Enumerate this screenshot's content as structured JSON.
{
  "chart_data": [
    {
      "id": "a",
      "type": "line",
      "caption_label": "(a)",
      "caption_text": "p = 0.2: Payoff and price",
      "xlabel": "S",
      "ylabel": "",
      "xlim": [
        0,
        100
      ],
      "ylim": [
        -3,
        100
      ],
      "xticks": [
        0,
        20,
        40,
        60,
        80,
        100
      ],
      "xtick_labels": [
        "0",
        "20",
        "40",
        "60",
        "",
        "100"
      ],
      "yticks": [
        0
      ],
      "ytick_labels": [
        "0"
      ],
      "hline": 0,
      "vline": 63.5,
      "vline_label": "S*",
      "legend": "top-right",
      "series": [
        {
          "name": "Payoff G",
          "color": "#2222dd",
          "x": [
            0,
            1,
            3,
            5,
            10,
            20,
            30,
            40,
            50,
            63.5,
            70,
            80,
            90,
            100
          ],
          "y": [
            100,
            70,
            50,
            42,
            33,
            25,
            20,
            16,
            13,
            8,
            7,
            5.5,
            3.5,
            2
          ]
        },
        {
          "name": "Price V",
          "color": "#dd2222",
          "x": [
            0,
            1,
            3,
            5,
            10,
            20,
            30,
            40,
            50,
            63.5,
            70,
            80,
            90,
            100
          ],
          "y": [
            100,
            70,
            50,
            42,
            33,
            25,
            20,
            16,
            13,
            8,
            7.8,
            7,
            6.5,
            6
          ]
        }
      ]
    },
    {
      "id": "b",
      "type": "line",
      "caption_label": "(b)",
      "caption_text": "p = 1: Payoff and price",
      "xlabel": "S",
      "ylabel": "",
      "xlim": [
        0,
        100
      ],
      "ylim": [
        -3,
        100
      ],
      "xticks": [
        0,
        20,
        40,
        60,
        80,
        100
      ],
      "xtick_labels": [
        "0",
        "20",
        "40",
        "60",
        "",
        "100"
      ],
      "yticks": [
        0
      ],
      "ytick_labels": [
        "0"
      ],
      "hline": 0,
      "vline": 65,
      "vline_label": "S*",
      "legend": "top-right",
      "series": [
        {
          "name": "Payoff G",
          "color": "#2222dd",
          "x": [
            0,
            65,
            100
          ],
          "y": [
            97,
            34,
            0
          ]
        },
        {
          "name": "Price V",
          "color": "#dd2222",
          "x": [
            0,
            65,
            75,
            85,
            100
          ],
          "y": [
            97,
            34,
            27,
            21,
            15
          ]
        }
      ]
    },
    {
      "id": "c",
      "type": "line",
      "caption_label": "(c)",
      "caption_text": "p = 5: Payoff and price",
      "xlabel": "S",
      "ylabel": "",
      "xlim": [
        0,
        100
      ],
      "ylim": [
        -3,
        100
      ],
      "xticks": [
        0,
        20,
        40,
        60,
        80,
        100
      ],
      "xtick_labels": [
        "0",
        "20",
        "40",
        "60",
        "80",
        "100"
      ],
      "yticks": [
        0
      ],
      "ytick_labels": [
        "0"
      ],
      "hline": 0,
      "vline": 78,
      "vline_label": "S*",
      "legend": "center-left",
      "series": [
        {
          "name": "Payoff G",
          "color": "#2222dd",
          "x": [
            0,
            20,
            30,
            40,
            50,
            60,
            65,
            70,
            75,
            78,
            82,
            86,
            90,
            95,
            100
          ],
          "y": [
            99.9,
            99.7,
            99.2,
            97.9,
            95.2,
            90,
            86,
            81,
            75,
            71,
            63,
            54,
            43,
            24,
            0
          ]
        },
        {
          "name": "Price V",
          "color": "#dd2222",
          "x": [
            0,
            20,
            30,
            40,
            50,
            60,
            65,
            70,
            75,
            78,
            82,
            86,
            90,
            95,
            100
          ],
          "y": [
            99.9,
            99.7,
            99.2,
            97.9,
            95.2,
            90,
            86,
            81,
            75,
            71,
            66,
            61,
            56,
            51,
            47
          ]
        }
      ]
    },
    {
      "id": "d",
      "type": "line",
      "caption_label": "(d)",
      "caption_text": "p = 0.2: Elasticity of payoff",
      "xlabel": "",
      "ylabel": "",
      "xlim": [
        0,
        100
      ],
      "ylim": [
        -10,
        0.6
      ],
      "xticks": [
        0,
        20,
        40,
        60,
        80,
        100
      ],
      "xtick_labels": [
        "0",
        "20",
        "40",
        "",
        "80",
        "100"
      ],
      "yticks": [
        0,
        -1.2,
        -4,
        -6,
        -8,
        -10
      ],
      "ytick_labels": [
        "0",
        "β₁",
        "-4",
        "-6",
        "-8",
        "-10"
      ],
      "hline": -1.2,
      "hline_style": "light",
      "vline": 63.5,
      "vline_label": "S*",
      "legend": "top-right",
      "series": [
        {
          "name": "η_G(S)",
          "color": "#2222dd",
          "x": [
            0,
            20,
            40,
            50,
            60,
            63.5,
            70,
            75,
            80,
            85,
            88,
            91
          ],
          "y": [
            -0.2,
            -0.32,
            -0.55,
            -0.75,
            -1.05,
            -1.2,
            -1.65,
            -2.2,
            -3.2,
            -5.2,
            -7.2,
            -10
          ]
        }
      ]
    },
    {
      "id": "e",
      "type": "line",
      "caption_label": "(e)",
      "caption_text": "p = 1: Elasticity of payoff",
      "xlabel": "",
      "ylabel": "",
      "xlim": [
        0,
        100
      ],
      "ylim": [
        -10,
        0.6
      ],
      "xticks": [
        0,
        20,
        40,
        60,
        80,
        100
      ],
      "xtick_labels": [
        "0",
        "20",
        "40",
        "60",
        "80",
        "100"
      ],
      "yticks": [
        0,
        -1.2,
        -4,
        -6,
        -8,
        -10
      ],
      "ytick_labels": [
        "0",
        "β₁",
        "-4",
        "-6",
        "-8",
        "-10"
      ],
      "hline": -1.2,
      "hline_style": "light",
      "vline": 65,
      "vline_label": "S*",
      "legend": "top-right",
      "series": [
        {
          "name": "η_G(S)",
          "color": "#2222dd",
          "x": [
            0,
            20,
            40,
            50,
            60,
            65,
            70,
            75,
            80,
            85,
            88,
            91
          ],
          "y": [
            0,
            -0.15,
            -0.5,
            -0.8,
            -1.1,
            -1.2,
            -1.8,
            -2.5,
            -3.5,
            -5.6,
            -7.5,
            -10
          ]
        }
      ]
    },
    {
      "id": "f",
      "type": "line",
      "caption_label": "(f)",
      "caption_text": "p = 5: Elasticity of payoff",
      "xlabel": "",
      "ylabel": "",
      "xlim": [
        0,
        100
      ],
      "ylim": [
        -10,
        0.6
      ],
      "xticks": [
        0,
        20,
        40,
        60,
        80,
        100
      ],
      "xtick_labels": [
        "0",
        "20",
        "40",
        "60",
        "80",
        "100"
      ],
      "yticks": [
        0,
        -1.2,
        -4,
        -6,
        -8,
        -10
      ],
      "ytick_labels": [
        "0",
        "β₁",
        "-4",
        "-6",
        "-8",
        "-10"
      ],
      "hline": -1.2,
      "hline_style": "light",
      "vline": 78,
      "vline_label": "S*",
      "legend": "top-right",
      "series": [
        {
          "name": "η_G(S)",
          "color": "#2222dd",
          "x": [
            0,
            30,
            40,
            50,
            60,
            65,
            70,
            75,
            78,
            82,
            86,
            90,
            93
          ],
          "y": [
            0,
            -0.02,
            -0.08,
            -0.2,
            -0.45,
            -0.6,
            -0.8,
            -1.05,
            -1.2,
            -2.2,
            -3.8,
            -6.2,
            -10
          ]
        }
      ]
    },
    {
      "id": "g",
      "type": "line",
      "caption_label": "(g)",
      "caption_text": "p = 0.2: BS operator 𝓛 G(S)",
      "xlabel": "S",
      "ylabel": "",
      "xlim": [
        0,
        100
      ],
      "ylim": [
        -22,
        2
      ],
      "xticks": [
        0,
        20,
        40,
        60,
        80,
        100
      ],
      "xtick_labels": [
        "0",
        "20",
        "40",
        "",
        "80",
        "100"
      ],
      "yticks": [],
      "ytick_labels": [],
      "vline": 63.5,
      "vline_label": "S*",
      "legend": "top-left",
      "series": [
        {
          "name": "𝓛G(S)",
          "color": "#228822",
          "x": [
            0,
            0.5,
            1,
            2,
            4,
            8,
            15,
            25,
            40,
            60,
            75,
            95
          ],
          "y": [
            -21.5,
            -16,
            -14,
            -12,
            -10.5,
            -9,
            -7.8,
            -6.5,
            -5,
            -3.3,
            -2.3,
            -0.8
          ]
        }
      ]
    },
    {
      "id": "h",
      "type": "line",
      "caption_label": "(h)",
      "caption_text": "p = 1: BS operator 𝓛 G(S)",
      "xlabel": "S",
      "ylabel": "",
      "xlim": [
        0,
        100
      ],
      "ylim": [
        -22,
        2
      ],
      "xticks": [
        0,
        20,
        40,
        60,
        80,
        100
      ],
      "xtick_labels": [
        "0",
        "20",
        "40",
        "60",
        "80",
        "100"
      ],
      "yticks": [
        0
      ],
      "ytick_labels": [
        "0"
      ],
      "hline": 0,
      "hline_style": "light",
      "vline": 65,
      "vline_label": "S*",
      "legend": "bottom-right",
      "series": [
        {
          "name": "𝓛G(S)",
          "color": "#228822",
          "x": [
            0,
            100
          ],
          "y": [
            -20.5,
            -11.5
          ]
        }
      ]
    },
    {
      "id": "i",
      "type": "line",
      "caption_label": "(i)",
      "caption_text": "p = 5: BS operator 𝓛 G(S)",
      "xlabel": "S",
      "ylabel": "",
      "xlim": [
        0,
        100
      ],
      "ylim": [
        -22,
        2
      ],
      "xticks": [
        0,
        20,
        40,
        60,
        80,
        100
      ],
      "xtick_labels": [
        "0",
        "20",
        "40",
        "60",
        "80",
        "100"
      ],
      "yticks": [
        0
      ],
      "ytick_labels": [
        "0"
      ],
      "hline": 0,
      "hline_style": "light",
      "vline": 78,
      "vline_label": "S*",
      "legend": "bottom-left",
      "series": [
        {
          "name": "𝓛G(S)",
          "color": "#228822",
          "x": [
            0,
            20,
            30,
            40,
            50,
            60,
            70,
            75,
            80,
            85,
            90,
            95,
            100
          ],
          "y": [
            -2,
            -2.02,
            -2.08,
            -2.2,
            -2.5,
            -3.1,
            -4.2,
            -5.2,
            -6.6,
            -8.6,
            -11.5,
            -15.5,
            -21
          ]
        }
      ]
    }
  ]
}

* [Goal of the exercise] Scan the records above for the string "left", then report every line that contains it.

* [Problem solution]
      "legend": "center-left",
      "legend": "top-left",
      "legend": "bottom-left",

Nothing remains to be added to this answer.